- **COMPITO DA SVOLGERE**:
Rispondi a queste domande sul testo dedicato al libro «M come Moda».
1. Chi è l'autrice del libro e con quale editore è uscito?
2. Secondo quale ordine si sviluppano le voci del libro?
3. Di chi è lo scatto del 1992 con le top in camicia bianca con nodo e jeans?

- **SEZIONE DEL TESTO**:
=====
A prima vista il libro “M come Moda” della giornalista e insegnante Giulia Rossi edito da Pedragon sembrerebbe un glossario della moda. Avrete già capito che definirlo così è assolutamente riduttivo. In ogni pagina c’è un caposaldo della moda visto attraverso le lenti della cultura. Proprio come se indossassimo degli occhiali, le lenti della cultura non servono ad ingrandire i caratteri per i miopi, e nemmeno a mettere a fuoco per gli astigmatici, piuttosto sono funzionali ad “unire i punti” tra il sistema semiotico della moda, e i libri, i film, i trend, gli Amarcord, le note musicali e tutto quello che potete immaginare sia collegato ad essa, includendo i vostri ricordi e vissuti.
Una lettura personale distillata in 130 pagine, ma di cui offrirò le 8 che più mi hanno incuriosito di M come Moda, dalla A alla Z perché il libro si sviluppa seguendo l’alfabeto, ovviamente della moda. Ad ogni voce Giulia Rossi abbina un libro, un’opera d’arte, una canzone, un film che “fotografa” il capo prescelto.
C come Camicia
Bipartisan e gender equal, presente nel guardaroba di lui e di lei. Un vero classico: la camicia. Protagonista della scena della pioggia di camicie di varia foggia in un momento di stordimento felice nel libro del Grande Gatsby, di cui vi avevo già parlato nel mio articolo Libri&Outfit, nasce prima degli anni Venti. Successivamente diventa simbolo dell’abbigliamento dandy. Se lei la ruba a lui, la camicia, specie quella bianca, rappresenta l’indipendenza femminile dal carattere razionale e rigoroso. Come possiamo non ricordare il colletto alzato di Katharine Hepburn, o la camicia rock di Patti Smith, in uno dei suoi ritratti più celebri?
Tornando al genio italico, se dici “camicia” dici Gianfranco Ferrè, la cifra stilistica di tutta la sua carriera. Le top più celebri, improbabili imbianchini, posano nello scatto di Demarchelier nel 1992 in camicia bianca con nodo e jeans. Recentemente Kasia Smutniak sul red carpet di Venezia 2023 ha portato un look androgino rigoroso con camicia e cravatta (firmato Valentino), analogamente ad uno degli outfit di Mahmood a Sanremo 2022.
=====
- **DATI ARCHIVIATI**:
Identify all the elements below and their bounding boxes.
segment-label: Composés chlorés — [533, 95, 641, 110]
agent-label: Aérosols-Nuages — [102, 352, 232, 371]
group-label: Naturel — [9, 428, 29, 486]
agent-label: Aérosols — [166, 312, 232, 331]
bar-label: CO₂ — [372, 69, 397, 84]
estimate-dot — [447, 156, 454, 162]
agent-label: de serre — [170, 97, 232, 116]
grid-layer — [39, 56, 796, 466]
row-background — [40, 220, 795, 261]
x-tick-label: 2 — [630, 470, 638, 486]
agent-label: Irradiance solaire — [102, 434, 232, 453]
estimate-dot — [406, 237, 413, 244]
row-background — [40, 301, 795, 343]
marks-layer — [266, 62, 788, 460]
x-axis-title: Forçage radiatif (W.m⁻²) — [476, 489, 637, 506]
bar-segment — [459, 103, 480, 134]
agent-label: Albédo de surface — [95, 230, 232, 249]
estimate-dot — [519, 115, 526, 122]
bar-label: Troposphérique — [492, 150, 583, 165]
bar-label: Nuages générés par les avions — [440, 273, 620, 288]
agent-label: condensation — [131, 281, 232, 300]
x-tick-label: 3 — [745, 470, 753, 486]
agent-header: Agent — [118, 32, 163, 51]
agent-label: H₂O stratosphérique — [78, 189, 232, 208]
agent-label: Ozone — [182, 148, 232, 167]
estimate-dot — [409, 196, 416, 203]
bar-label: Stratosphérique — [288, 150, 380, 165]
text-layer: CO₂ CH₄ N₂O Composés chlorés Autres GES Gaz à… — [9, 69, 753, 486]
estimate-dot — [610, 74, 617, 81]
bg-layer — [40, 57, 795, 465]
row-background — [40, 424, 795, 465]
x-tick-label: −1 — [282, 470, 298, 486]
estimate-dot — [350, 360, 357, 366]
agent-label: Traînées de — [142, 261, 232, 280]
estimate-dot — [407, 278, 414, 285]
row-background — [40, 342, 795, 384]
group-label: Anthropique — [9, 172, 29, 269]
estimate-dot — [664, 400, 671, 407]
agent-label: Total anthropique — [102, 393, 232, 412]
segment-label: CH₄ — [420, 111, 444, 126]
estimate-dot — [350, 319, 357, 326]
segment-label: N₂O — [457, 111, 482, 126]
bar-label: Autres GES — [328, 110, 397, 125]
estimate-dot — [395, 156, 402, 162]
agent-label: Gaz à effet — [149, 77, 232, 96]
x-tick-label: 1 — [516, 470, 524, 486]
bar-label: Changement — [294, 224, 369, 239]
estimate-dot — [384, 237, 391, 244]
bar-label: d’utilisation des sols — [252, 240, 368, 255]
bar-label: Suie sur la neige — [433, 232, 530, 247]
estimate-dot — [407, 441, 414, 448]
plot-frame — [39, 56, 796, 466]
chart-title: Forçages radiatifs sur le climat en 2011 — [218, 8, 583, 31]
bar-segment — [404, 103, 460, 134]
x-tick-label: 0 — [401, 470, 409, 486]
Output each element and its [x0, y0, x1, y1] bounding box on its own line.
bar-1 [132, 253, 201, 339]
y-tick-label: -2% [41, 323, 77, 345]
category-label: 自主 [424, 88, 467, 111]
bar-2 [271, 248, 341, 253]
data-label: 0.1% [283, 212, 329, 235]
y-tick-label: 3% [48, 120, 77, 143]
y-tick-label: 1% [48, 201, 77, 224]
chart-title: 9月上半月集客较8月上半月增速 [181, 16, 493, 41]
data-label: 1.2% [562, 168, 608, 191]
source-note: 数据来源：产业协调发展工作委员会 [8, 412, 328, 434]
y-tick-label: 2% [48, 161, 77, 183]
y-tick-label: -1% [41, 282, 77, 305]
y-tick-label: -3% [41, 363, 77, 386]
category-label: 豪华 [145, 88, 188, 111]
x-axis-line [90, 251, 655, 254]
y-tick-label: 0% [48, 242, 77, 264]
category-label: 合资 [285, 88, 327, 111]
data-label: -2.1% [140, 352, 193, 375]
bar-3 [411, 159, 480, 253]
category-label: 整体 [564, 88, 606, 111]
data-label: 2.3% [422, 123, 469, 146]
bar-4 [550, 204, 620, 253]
=====
- **RISULTATO**:
1. L'autrice è la giornalista e insegnante Giulia Rossi, e l'editore è Pedragon.
2. Le voci seguono l'alfabeto della moda, dalla A alla Z.
3. Lo scatto è di Demarchelier.